» **Challenge**:
Pull every line containing "Closes" out of the material below.

————

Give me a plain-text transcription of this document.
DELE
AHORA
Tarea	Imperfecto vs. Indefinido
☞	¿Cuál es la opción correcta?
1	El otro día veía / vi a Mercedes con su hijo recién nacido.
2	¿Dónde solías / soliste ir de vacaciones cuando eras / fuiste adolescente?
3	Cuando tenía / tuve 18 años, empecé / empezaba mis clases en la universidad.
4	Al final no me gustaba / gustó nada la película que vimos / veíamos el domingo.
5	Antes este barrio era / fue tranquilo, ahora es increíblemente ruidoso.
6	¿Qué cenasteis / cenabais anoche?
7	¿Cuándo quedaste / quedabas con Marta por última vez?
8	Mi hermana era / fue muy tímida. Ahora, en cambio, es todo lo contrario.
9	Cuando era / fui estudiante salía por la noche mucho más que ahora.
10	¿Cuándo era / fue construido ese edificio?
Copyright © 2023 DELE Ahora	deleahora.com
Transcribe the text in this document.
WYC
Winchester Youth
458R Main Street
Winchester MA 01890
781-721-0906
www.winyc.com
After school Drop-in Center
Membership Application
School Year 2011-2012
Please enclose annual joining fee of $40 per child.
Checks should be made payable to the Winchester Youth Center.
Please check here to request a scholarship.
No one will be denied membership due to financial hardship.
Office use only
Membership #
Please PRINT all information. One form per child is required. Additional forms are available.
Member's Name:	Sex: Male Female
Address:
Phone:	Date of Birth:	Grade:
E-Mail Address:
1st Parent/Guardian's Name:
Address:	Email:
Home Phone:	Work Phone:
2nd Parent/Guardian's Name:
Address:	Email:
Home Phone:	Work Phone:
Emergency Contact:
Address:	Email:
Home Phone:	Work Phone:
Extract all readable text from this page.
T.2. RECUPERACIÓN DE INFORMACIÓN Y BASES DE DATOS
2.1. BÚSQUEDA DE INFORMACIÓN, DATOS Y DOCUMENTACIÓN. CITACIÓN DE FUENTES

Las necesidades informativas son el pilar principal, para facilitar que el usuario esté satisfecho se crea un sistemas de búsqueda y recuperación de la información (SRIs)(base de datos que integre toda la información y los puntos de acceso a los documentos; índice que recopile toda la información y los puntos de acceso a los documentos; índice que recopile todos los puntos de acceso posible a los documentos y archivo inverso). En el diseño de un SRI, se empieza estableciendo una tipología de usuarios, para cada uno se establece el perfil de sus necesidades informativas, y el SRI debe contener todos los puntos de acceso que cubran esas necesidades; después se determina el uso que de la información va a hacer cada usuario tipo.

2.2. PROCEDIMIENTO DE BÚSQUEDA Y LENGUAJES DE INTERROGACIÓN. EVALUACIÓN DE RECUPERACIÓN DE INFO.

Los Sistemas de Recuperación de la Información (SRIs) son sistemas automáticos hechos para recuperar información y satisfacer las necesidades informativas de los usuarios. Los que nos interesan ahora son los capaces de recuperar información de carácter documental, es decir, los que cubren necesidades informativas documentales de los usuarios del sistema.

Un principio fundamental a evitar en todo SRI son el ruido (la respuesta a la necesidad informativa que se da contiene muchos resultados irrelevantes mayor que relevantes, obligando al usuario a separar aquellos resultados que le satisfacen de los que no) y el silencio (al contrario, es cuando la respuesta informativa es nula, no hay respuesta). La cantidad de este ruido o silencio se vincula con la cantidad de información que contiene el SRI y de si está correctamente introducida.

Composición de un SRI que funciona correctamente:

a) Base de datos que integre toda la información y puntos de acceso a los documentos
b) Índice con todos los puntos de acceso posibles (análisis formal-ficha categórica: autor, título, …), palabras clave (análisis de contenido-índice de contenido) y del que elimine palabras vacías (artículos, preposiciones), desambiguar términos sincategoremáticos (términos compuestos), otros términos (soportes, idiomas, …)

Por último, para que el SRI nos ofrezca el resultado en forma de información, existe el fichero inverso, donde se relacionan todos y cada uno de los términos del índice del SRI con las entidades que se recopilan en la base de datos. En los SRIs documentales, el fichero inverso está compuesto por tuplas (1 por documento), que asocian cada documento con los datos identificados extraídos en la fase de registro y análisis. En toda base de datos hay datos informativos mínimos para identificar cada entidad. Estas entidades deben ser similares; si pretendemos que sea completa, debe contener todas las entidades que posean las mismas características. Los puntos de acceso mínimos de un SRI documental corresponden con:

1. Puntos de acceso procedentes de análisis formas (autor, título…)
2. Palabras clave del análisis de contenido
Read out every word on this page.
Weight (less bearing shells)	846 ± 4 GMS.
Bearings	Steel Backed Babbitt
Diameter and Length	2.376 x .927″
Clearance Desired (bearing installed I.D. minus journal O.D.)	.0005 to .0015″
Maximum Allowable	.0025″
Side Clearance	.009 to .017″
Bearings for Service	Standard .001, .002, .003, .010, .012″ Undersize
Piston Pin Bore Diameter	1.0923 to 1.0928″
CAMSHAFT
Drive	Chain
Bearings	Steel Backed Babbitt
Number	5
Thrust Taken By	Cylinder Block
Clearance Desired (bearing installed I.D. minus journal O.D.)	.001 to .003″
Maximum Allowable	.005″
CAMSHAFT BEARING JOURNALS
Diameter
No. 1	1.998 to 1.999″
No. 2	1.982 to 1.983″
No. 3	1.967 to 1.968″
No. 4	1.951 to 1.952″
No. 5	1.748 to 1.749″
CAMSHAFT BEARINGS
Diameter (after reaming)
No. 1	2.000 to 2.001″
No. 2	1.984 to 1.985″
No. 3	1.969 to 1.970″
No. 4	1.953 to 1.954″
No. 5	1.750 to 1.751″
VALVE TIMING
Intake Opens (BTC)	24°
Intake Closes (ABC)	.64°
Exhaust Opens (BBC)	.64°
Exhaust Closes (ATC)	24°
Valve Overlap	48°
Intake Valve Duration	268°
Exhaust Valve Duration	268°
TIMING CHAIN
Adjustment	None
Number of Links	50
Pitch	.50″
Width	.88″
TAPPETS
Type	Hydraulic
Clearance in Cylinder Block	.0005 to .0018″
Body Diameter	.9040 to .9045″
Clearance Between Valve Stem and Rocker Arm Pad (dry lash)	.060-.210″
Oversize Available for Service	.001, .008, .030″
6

————

» **Response to the task**:
Intake Closes (ABC)	.64°
Exhaust Closes (ATC)	24°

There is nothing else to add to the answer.